Task details: Using the entries that follow, count the lines containing the word "розповів" and give that number by itself.

[Data excerpts]
+++

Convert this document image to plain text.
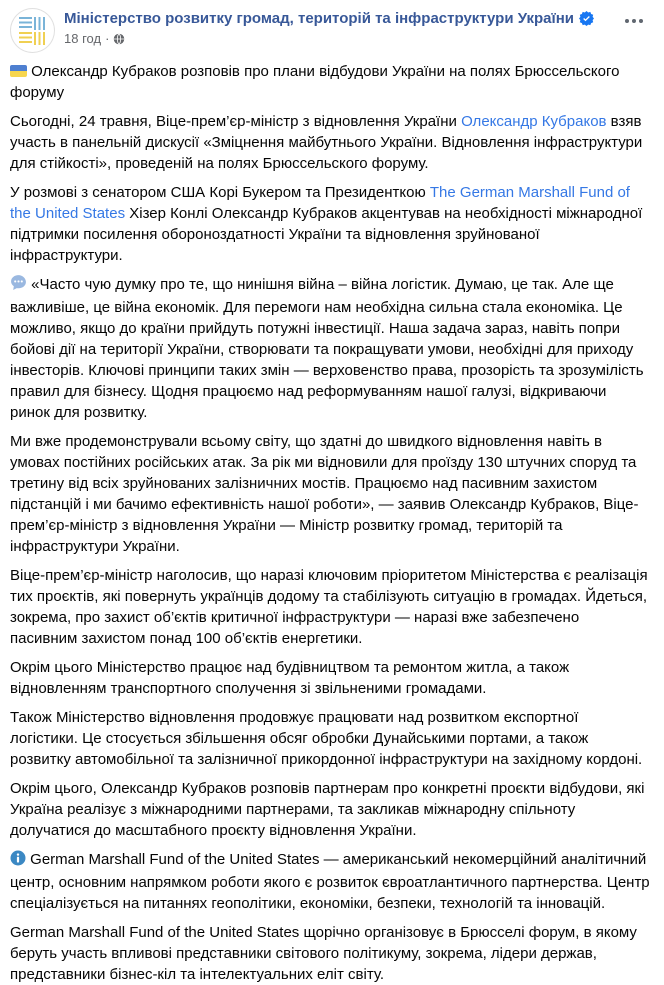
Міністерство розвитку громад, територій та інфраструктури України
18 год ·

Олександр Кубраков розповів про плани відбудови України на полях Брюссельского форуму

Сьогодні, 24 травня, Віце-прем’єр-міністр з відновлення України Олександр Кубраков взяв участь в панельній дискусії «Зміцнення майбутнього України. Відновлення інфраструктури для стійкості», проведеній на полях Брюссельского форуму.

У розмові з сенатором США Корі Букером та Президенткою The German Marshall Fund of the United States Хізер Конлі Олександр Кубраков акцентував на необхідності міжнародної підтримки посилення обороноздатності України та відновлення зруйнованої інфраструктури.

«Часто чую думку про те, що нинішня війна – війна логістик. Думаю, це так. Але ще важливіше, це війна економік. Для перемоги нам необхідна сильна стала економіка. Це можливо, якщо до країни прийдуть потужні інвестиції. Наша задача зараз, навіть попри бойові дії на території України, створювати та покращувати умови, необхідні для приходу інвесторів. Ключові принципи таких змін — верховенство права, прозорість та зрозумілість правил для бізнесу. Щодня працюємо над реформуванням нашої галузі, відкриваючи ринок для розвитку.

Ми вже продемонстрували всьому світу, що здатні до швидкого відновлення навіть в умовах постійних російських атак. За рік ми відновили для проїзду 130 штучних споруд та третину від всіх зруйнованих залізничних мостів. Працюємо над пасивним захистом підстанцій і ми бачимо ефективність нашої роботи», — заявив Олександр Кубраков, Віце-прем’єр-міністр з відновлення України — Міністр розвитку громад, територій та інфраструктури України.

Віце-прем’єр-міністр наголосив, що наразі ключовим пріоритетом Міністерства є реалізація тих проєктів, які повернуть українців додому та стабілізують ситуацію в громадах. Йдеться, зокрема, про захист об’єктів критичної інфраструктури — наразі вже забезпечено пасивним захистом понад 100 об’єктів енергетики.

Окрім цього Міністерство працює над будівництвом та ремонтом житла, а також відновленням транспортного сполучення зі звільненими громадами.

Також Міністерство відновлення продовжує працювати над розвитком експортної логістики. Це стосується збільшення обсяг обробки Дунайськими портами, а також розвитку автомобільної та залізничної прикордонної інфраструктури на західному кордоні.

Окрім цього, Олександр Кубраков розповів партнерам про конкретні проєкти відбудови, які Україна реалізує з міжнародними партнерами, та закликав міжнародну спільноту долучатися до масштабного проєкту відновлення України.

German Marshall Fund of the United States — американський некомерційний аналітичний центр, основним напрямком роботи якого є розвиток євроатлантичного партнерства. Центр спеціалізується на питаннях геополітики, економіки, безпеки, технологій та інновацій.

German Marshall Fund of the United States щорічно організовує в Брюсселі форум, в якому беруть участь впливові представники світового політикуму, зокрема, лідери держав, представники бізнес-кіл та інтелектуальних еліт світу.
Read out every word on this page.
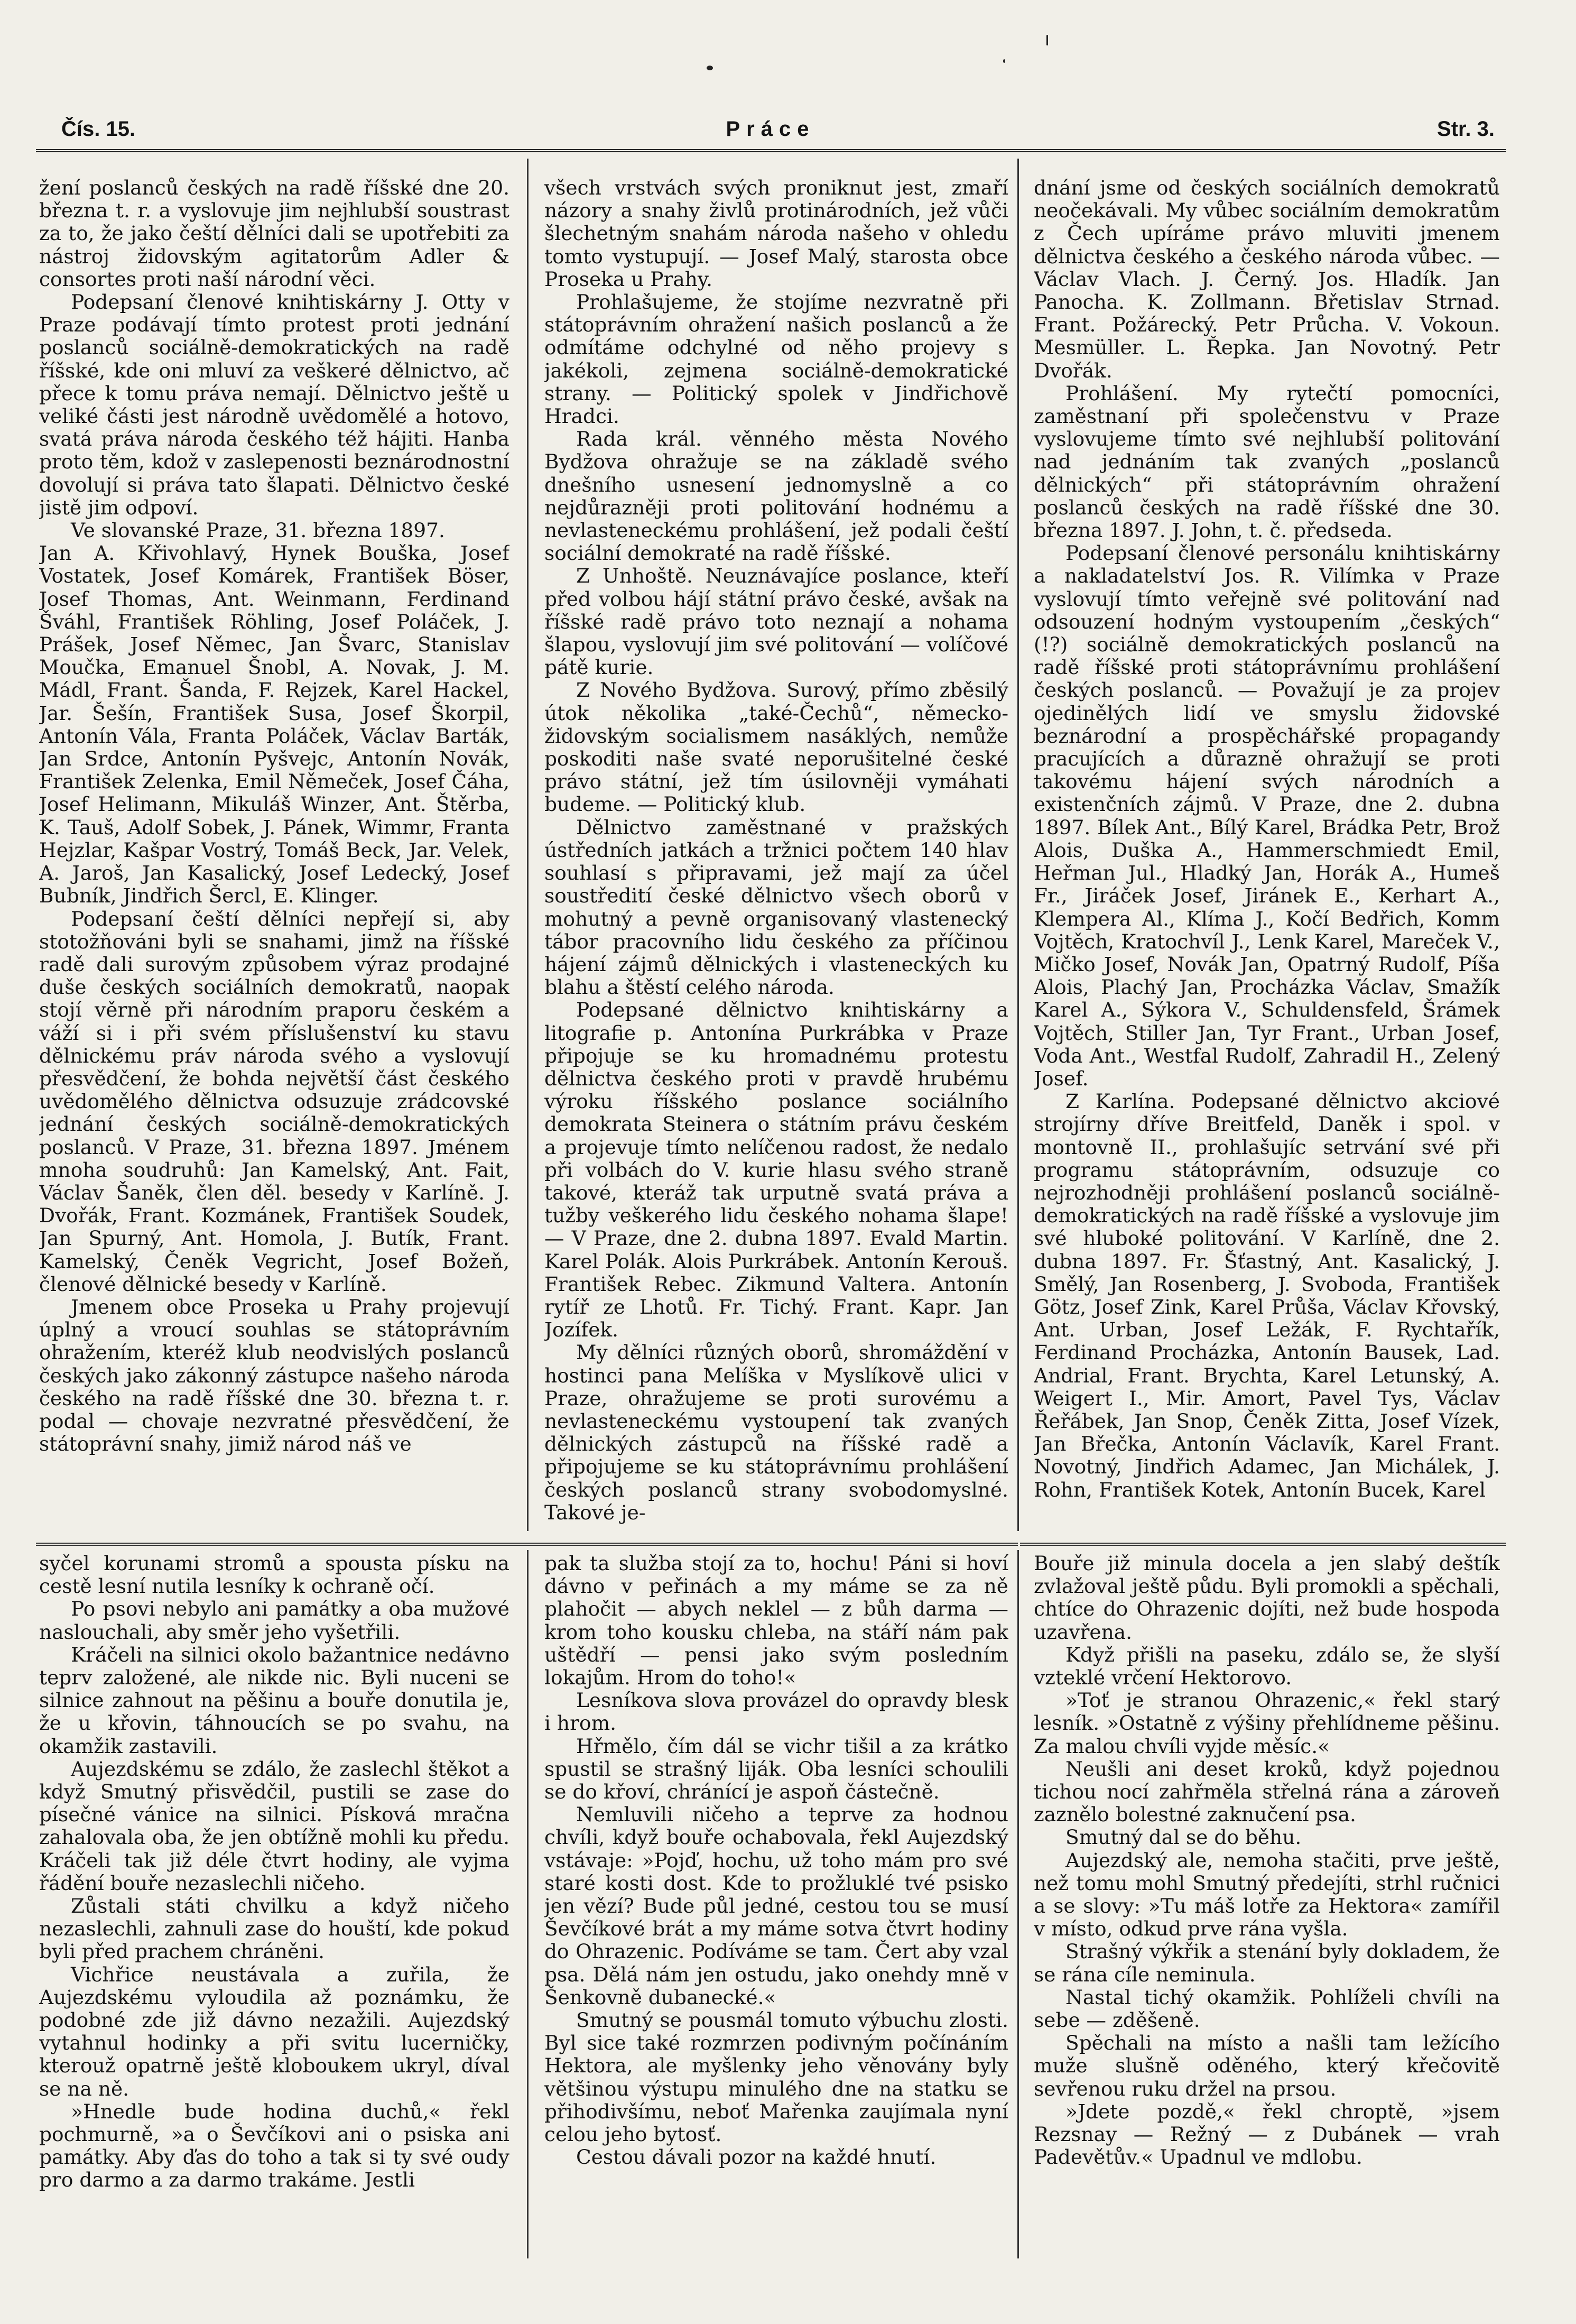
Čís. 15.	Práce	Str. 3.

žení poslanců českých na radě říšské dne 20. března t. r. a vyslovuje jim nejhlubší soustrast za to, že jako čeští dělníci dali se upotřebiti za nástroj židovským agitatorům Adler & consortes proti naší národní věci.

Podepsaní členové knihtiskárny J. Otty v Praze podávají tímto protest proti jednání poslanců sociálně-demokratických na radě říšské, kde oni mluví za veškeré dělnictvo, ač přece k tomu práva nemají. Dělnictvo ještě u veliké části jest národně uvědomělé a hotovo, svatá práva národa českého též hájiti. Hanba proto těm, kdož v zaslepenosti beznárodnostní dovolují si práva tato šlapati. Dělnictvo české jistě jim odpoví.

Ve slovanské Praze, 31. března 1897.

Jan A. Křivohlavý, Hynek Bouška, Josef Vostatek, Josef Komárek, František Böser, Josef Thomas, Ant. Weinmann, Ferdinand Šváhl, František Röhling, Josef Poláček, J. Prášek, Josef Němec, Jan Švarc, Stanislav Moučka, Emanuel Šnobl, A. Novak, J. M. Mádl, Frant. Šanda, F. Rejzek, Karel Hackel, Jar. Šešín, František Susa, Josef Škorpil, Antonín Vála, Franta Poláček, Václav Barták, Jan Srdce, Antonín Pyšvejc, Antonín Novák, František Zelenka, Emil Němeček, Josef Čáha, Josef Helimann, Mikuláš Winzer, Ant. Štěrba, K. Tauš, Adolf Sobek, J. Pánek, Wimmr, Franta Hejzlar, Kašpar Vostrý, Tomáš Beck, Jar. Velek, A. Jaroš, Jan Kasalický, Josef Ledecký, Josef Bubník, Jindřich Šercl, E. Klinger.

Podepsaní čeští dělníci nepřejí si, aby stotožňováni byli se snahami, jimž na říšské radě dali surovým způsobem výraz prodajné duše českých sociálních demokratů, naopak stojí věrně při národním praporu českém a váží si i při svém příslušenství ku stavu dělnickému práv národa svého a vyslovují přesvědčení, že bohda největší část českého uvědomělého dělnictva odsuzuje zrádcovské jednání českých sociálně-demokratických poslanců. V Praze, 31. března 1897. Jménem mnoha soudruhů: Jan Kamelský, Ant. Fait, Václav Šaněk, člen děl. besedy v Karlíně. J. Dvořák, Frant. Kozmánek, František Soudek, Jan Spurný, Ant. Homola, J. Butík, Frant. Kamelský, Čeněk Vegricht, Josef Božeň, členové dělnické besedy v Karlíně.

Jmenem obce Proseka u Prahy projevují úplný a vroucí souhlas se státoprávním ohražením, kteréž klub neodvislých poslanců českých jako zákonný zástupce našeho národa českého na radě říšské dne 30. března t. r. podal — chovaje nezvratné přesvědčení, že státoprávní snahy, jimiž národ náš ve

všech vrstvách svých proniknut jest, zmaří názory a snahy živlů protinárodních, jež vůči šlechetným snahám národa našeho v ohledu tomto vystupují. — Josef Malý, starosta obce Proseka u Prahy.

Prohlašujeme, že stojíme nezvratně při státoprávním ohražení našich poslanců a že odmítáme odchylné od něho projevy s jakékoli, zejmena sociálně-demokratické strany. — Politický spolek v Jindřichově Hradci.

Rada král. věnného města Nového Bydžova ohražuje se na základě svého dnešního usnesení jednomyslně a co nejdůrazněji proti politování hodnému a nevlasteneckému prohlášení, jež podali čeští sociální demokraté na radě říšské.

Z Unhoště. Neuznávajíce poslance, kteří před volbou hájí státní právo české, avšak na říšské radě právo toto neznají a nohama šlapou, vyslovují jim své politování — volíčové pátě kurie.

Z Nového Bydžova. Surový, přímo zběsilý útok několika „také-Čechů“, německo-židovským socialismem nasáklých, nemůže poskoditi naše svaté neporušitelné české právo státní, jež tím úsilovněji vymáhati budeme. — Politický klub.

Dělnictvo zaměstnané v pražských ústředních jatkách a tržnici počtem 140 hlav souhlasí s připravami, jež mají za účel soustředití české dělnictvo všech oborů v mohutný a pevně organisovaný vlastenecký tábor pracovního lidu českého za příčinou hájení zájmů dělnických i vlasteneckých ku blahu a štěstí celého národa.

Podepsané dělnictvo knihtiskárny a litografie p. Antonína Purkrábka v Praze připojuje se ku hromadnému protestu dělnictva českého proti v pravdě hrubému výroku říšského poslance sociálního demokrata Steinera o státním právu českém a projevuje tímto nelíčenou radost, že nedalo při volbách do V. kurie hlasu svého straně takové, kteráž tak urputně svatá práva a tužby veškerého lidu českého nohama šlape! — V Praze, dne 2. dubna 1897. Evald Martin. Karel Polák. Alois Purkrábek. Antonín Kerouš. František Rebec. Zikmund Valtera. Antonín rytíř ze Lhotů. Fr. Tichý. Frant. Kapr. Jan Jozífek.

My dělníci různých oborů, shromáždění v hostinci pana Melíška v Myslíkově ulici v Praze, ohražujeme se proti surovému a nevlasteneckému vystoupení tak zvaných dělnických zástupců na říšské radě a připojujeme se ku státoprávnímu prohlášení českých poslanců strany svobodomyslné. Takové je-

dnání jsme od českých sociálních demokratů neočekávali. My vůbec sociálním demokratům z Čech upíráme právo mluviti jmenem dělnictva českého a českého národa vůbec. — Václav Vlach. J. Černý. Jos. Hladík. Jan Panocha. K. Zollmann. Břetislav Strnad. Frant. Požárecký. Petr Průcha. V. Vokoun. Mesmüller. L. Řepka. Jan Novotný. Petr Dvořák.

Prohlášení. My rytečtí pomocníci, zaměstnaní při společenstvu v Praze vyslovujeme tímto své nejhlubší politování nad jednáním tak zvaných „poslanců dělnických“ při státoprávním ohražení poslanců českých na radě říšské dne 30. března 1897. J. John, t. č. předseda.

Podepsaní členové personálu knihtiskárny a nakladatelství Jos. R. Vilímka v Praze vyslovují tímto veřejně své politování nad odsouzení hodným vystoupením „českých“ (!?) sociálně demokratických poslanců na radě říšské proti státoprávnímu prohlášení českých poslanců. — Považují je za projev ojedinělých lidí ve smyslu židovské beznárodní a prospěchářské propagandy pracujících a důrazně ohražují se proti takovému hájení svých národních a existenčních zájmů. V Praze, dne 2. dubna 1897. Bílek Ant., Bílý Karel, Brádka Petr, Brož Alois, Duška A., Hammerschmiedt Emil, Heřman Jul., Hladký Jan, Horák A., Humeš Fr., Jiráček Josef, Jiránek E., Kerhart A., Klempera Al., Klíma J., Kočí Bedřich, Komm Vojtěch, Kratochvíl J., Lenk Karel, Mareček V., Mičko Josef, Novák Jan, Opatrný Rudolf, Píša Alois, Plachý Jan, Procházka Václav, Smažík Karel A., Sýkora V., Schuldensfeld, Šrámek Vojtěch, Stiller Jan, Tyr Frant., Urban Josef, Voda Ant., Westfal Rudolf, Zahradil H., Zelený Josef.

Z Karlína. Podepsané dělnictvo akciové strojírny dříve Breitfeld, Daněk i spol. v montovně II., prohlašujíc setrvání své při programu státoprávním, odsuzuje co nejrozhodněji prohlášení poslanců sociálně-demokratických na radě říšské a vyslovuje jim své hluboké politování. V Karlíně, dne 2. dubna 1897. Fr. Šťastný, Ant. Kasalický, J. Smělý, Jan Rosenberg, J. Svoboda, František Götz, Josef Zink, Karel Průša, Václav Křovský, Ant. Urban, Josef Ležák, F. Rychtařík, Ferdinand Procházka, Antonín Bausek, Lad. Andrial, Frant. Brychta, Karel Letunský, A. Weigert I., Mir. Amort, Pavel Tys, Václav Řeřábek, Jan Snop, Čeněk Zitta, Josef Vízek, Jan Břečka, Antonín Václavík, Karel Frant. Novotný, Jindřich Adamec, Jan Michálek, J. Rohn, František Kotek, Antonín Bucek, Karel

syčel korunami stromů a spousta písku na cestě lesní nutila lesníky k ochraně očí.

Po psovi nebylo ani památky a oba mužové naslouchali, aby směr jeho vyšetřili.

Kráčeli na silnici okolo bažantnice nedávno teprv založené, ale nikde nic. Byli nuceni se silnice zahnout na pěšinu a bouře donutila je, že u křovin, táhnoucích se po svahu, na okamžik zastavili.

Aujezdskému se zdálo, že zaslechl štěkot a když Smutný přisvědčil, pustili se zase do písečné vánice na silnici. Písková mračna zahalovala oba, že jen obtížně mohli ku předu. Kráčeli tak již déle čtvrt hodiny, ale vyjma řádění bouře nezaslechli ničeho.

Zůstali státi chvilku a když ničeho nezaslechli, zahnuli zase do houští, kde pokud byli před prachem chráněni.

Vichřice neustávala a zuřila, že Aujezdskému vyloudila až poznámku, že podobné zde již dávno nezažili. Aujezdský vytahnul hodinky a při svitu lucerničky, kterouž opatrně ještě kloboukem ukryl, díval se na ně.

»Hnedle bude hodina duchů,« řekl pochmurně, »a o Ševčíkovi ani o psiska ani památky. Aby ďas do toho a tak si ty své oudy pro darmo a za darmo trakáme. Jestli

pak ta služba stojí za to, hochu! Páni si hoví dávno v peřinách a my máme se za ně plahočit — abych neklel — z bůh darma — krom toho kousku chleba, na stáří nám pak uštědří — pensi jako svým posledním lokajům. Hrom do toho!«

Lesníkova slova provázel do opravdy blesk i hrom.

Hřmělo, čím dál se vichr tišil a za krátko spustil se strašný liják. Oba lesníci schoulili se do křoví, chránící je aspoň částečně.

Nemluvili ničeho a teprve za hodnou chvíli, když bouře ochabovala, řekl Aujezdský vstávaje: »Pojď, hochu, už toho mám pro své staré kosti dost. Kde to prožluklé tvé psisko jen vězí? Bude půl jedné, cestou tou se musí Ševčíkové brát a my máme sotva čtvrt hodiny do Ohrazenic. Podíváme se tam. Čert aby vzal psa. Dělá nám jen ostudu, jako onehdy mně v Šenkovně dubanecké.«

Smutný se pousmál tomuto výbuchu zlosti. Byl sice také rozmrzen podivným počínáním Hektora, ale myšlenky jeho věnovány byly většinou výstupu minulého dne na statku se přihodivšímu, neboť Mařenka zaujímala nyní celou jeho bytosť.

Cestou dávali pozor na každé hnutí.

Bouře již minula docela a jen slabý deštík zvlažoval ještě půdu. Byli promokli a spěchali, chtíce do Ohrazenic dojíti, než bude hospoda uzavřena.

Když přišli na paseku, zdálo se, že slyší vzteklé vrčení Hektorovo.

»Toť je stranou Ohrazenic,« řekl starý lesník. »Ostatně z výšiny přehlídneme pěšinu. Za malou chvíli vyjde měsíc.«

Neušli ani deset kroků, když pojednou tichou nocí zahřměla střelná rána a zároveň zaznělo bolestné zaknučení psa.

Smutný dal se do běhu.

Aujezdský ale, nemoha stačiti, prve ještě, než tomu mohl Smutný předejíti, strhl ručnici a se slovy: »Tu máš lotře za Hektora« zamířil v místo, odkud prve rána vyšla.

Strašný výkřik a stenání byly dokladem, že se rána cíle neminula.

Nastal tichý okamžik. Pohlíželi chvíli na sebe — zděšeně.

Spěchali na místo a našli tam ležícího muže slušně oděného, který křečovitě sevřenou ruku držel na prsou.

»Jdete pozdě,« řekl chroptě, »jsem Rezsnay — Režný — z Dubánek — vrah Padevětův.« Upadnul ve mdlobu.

+++

The output: 2